* _What the exercise asks_:
Transcribe the listing exactly, leaving out every picture.

* _Raw records_:
--- start ---

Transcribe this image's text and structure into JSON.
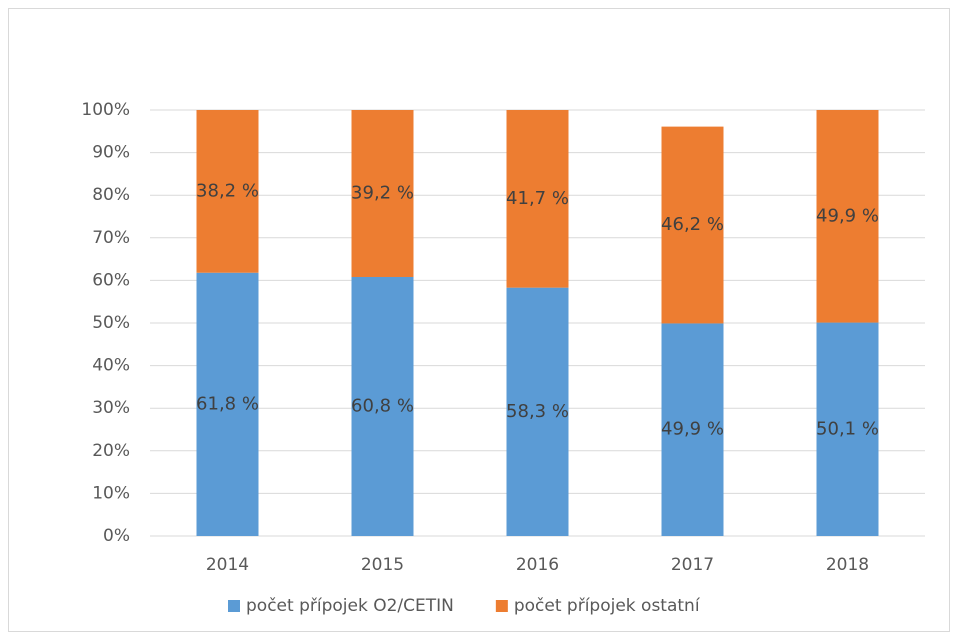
{
  "chart_data": {
    "type": "bar",
    "stacked": true,
    "categories": [
      "2014",
      "2015",
      "2016",
      "2017",
      "2018"
    ],
    "series": [
      {
        "name": "počet přípojek O2/CETIN",
        "color": "#5b9bd5",
        "values": [
          61.8,
          60.8,
          58.3,
          49.9,
          50.1
        ],
        "value_labels": [
          "61,8 %",
          "60,8 %",
          "58,3 %",
          "49,9 %",
          "50,1 %"
        ]
      },
      {
        "name": "počet přípojek ostatní",
        "color": "#ed7d31",
        "values": [
          38.2,
          39.2,
          41.7,
          46.2,
          49.9
        ],
        "value_labels": [
          "38,2 %",
          "39,2 %",
          "41,7 %",
          "46,2 %",
          "49,9 %"
        ]
      }
    ],
    "ylim": [
      0,
      100
    ],
    "yticks": [
      {
        "value": 0,
        "label": "0%"
      },
      {
        "value": 10,
        "label": "10%"
      },
      {
        "value": 20,
        "label": "20%"
      },
      {
        "value": 30,
        "label": "30%"
      },
      {
        "value": 40,
        "label": "40%"
      },
      {
        "value": 50,
        "label": "50%"
      },
      {
        "value": 60,
        "label": "60%"
      },
      {
        "value": 70,
        "label": "70%"
      },
      {
        "value": 80,
        "label": "80%"
      },
      {
        "value": 90,
        "label": "90%"
      },
      {
        "value": 100,
        "label": "100%"
      }
    ],
    "grid": true,
    "legend": "bottom"
  }
}
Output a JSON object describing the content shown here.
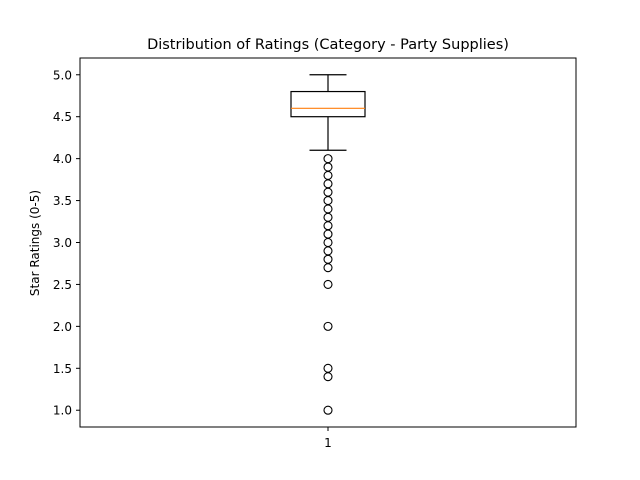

--- end ---

* _Task output_:
Transcribe this image's text and structure into JSON.
{
  "chart_data": {
    "type": "bar",
    "stacked": true,
    "categories": [
      "2014",
      "2015",
      "2016",
      "2017",
      "2018"
    ],
    "series": [
      {
        "name": "počet přípojek O2/CETIN",
        "color": "#5b9bd5",
        "values": [
          61.8,
          60.8,
          58.3,
          49.9,
          50.1
        ],
        "value_labels": [
          "61,8 %",
          "60,8 %",
          "58,3 %",
          "49,9 %",
          "50,1 %"
        ]
      },
      {
        "name": "počet přípojek ostatní",
        "color": "#ed7d31",
        "values": [
          38.2,
          39.2,
          41.7,
          46.2,
          49.9
        ],
        "value_labels": [
          "38,2 %",
          "39,2 %",
          "41,7 %",
          "46,2 %",
          "49,9 %"
        ]
      }
    ],
    "ylim": [
      0,
      100
    ],
    "yticks": [
      {
        "value": 0,
        "label": "0%"
      },
      {
        "value": 10,
        "label": "10%"
      },
      {
        "value": 20,
        "label": "20%"
      },
      {
        "value": 30,
        "label": "30%"
      },
      {
        "value": 40,
        "label": "40%"
      },
      {
        "value": 50,
        "label": "50%"
      },
      {
        "value": 60,
        "label": "60%"
      },
      {
        "value": 70,
        "label": "70%"
      },
      {
        "value": 80,
        "label": "80%"
      },
      {
        "value": 90,
        "label": "90%"
      },
      {
        "value": 100,
        "label": "100%"
      }
    ],
    "grid": true,
    "legend": "bottom"
  }
}
Output a JSON object describing the content shown here.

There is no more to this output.